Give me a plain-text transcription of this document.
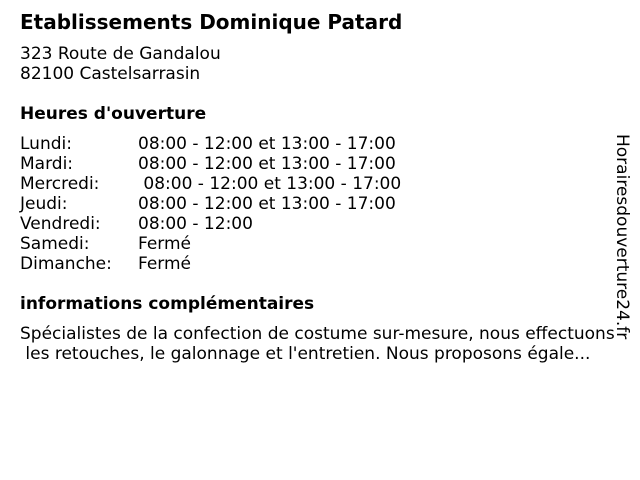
Etablissements Dominique Patard
323 Route de Gandalou
82100 Castelsarrasin
Heures d'ouverture
Lundi:	08:00 - 12:00 et 13:00 - 17:00
Mardi:	08:00 - 12:00 et 13:00 - 17:00
Mercredi: 08:00 - 12:00 et 13:00 - 17:00
Jeudi:	08:00 - 12:00 et 13:00 - 17:00
Vendredi: 08:00 - 12:00
Samedi:	Fermé
Dimanche: Fermé
informations complémentaires
Spécialistes de la confection de costume sur-mesure, nous effectuons
les retouches, le galonnage et l'entretien. Nous proposons égale...
Horairesdouverture24.fr
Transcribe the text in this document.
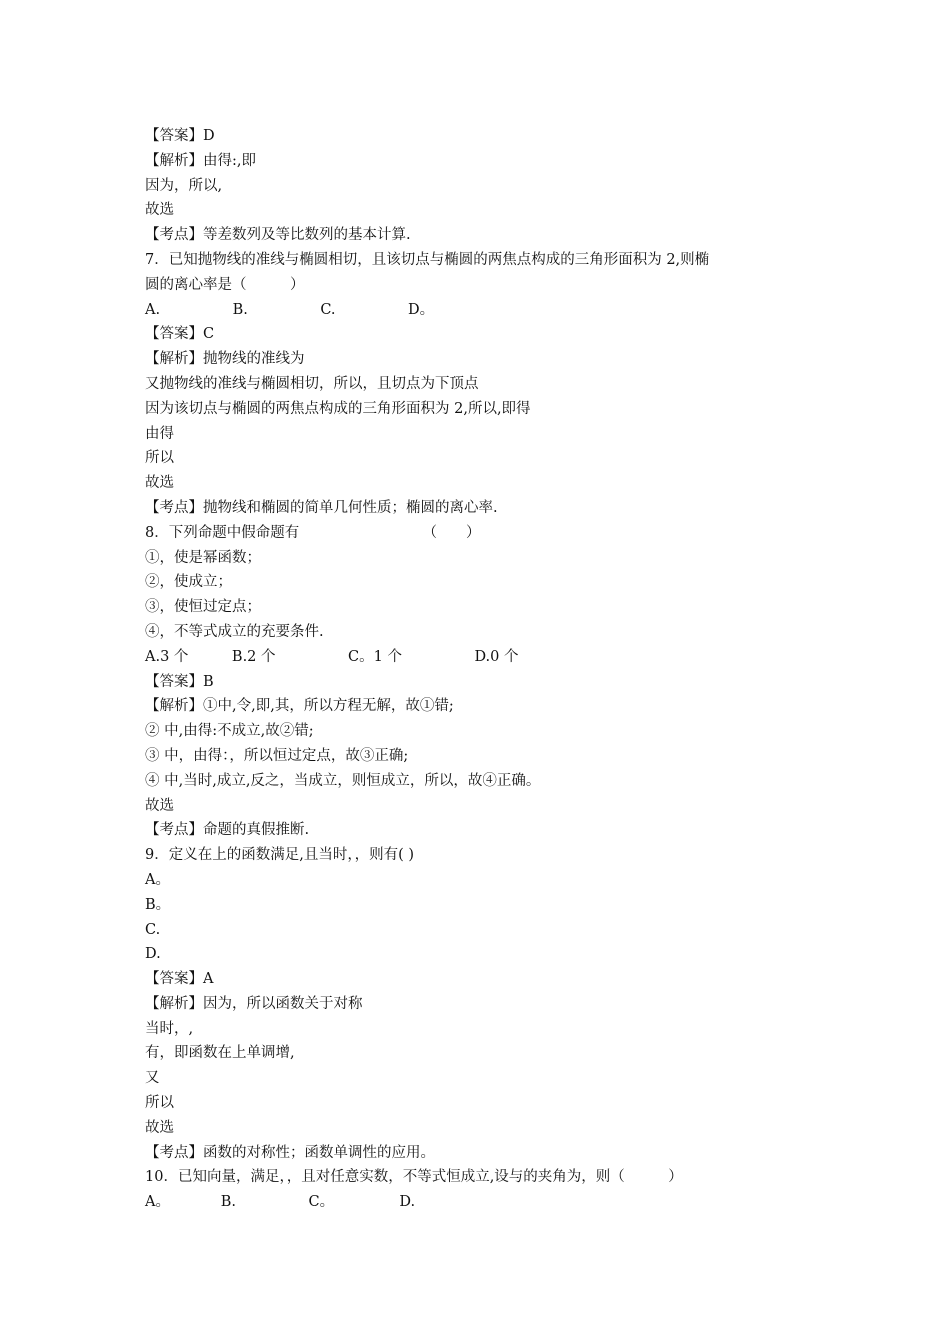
【答案】D
【解析】由得:,即
因为，所以,
故选
【考点】等差数列及等比数列的基本计算.
7．已知抛物线的准线与椭圆相切，且该切点与椭圆的两焦点构成的三角形面积为 2,则椭
圆的离心率是（　　　）
A.　　　　　B.　　　　　C.　　　　　D。
【答案】C
【解析】抛物线的准线为
又抛物线的准线与椭圆相切，所以，且切点为下顶点
因为该切点与椭圆的两焦点构成的三角形面积为 2,所以,即得
由得
所以
故选
【考点】抛物线和椭圆的简单几何性质；椭圆的离心率.
8．下列命题中假命题有　　　　　　　　　（　　）
①，使是幂函数；
②，使成立；
③，使恒过定点；
④，不等式成立的充要条件.
A.3 个　　　B.2 个　　　　　C。1 个　　　　　D.0 个
【答案】B
【解析】①中,令,即,其，所以方程无解，故①错;
② 中,由得:不成立,故②错;
③ 中，由得：，所以恒过定点，故③正确;
④ 中,当时,成立,反之，当成立，则恒成立，所以，故④正确。
故选
【考点】命题的真假推断.
9．定义在上的函数满足,且当时，，则有( )
A。
B。
C.
D.
【答案】A
【解析】因为，所以函数关于对称
当时，,
有，即函数在上单调增,
又
所以
故选
【考点】函数的对称性；函数单调性的应用。
10．已知向量，满足，，且对任意实数，不等式恒成立,设与的夹角为，则（　　　）
A。　　　　B.　　　　　C。　　　　　D.
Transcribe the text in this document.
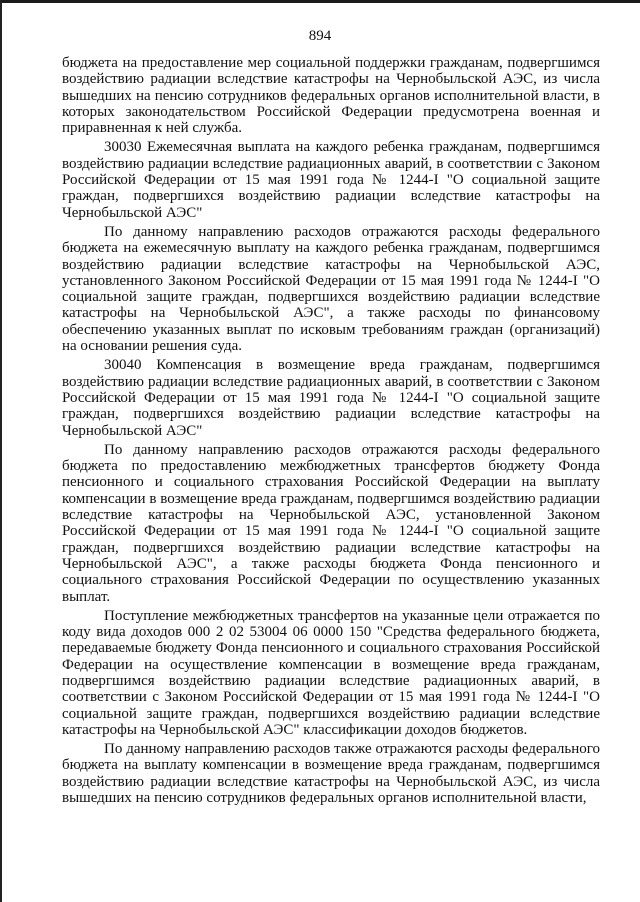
894

бюджета на предоставление мер социальной поддержки гражданам, подвергшимся воздействию радиации вследствие катастрофы на Чернобыльской АЭС, из числа вышедших на пенсию сотрудников федеральных органов исполнительной власти, в которых законодательством Российской Федерации предусмотрена военная и приравненная к ней служба.

30030 Ежемесячная выплата на каждого ребенка гражданам, подвергшимся воздействию радиации вследствие радиационных аварий, в соответствии с Законом Российской Федерации от 15 мая 1991 года № 1244-I "О социальной защите граждан, подвергшихся воздействию радиации вследствие катастрофы на Чернобыльской АЭС"

По данному направлению расходов отражаются расходы федерального бюджета на ежемесячную выплату на каждого ребенка гражданам, подвергшимся воздействию радиации вследствие катастрофы на Чернобыльской АЭС, установленного Законом Российской Федерации от 15 мая 1991 года № 1244-I "О социальной защите граждан, подвергшихся воздействию радиации вследствие катастрофы на Чернобыльской АЭС", а также расходы по финансовому обеспечению указанных выплат по исковым требованиям граждан (организаций) на основании решения суда.

30040 Компенсация в возмещение вреда гражданам, подвергшимся воздействию радиации вследствие радиационных аварий, в соответствии с Законом Российской Федерации от 15 мая 1991 года № 1244-I "О социальной защите граждан, подвергшихся воздействию радиации вследствие катастрофы на Чернобыльской АЭС"

По данному направлению расходов отражаются расходы федерального бюджета по предоставлению межбюджетных трансфертов бюджету Фонда пенсионного и социального страхования Российской Федерации на выплату компенсации в возмещение вреда гражданам, подвергшимся воздействию радиации вследствие катастрофы на Чернобыльской АЭС, установленной Законом Российской Федерации от 15 мая 1991 года № 1244-I "О социальной защите граждан, подвергшихся воздействию радиации вследствие катастрофы на Чернобыльской АЭС", а также расходы бюджета Фонда пенсионного и социального страхования Российской Федерации по осуществлению указанных выплат.

Поступление межбюджетных трансфертов на указанные цели отражается по коду вида доходов 000 2 02 53004 06 0000 150 "Средства федерального бюджета, передаваемые бюджету Фонда пенсионного и социального страхования Российской Федерации на осуществление компенсации в возмещение вреда гражданам, подвергшимся воздействию радиации вследствие радиационных аварий, в соответствии с Законом Российской Федерации от 15 мая 1991 года № 1244-I "О социальной защите граждан, подвергшихся воздействию радиации вследствие катастрофы на Чернобыльской АЭС" классификации доходов бюджетов.

По данному направлению расходов также отражаются расходы федерального бюджета на выплату компенсации в возмещение вреда гражданам, подвергшимся воздействию радиации вследствие катастрофы на Чернобыльской АЭС, из числа вышедших на пенсию сотрудников федеральных органов исполнительной власти,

━━━━━━

■ Requirements
Each line of the data is to be duplicated exactly; pictures stay out of the copy.

■ Response for this exercise
Give me a plain-text transcription of this document.
Etablissements Dominique Patard
323 Route de Gandalou
82100 Castelsarrasin
Heures d'ouverture
Lundi:	08:00 - 12:00 et 13:00 - 17:00
Mardi:	08:00 - 12:00 et 13:00 - 17:00
Mercredi: 08:00 - 12:00 et 13:00 - 17:00
Jeudi:	08:00 - 12:00 et 13:00 - 17:00
Vendredi: 08:00 - 12:00
Samedi:	Fermé
Dimanche: Fermé
informations complémentaires
Spécialistes de la confection de costume sur-mesure, nous effectuons
les retouches, le galonnage et l'entretien. Nous proposons égale...
Horairesdouverture24.fr
Transcribe the text in this document.
【答案】D
【解析】由得:,即
因为，所以,
故选
【考点】等差数列及等比数列的基本计算.
7．已知抛物线的准线与椭圆相切，且该切点与椭圆的两焦点构成的三角形面积为 2,则椭
圆的离心率是（　　　）
A.　　　　　B.　　　　　C.　　　　　D。
【答案】C
【解析】抛物线的准线为
又抛物线的准线与椭圆相切，所以，且切点为下顶点
因为该切点与椭圆的两焦点构成的三角形面积为 2,所以,即得
由得
所以
故选
【考点】抛物线和椭圆的简单几何性质；椭圆的离心率.
8．下列命题中假命题有　　　　　　　　　（　　）
①，使是幂函数；
②，使成立；
③，使恒过定点；
④，不等式成立的充要条件.
A.3 个　　　B.2 个　　　　　C。1 个　　　　　D.0 个
【答案】B
【解析】①中,令,即,其，所以方程无解，故①错;
② 中,由得:不成立,故②错;
③ 中，由得：，所以恒过定点，故③正确;
④ 中,当时,成立,反之，当成立，则恒成立，所以，故④正确。
故选
【考点】命题的真假推断.
9．定义在上的函数满足,且当时，，则有( )
A。
B。
C.
D.
【答案】A
【解析】因为，所以函数关于对称
当时，,
有，即函数在上单调增,
又
所以
故选
【考点】函数的对称性；函数单调性的应用。
10．已知向量，满足，，且对任意实数，不等式恒成立,设与的夹角为，则（　　　）
A。　　　　B.　　　　　C。　　　　　D.
Transcribe the text in this document.
894

бюджета на предоставление мер социальной поддержки гражданам, подвергшимся воздействию радиации вследствие катастрофы на Чернобыльской АЭС, из числа вышедших на пенсию сотрудников федеральных органов исполнительной власти, в которых законодательством Российской Федерации предусмотрена военная и приравненная к ней служба.

30030 Ежемесячная выплата на каждого ребенка гражданам, подвергшимся воздействию радиации вследствие радиационных аварий, в соответствии с Законом Российской Федерации от 15 мая 1991 года № 1244-I "О социальной защите граждан, подвергшихся воздействию радиации вследствие катастрофы на Чернобыльской АЭС"

По данному направлению расходов отражаются расходы федерального бюджета на ежемесячную выплату на каждого ребенка гражданам, подвергшимся воздействию радиации вследствие катастрофы на Чернобыльской АЭС, установленного Законом Российской Федерации от 15 мая 1991 года № 1244-I "О социальной защите граждан, подвергшихся воздействию радиации вследствие катастрофы на Чернобыльской АЭС", а также расходы по финансовому обеспечению указанных выплат по исковым требованиям граждан (организаций) на основании решения суда.

30040 Компенсация в возмещение вреда гражданам, подвергшимся воздействию радиации вследствие радиационных аварий, в соответствии с Законом Российской Федерации от 15 мая 1991 года № 1244-I "О социальной защите граждан, подвергшихся воздействию радиации вследствие катастрофы на Чернобыльской АЭС"

По данному направлению расходов отражаются расходы федерального бюджета по предоставлению межбюджетных трансфертов бюджету Фонда пенсионного и социального страхования Российской Федерации на выплату компенсации в возмещение вреда гражданам, подвергшимся воздействию радиации вследствие катастрофы на Чернобыльской АЭС, установленной Законом Российской Федерации от 15 мая 1991 года № 1244-I "О социальной защите граждан, подвергшихся воздействию радиации вследствие катастрофы на Чернобыльской АЭС", а также расходы бюджета Фонда пенсионного и социального страхования Российской Федерации по осуществлению указанных выплат.

Поступление межбюджетных трансфертов на указанные цели отражается по коду вида доходов 000 2 02 53004 06 0000 150 "Средства федерального бюджета, передаваемые бюджету Фонда пенсионного и социального страхования Российской Федерации на осуществление компенсации в возмещение вреда гражданам, подвергшимся воздействию радиации вследствие радиационных аварий, в соответствии с Законом Российской Федерации от 15 мая 1991 года № 1244-I "О социальной защите граждан, подвергшихся воздействию радиации вследствие катастрофы на Чернобыльской АЭС" классификации доходов бюджетов.

По данному направлению расходов также отражаются расходы федерального бюджета на выплату компенсации в возмещение вреда гражданам, подвергшимся воздействию радиации вследствие катастрофы на Чернобыльской АЭС, из числа вышедших на пенсию сотрудников федеральных органов исполнительной власти,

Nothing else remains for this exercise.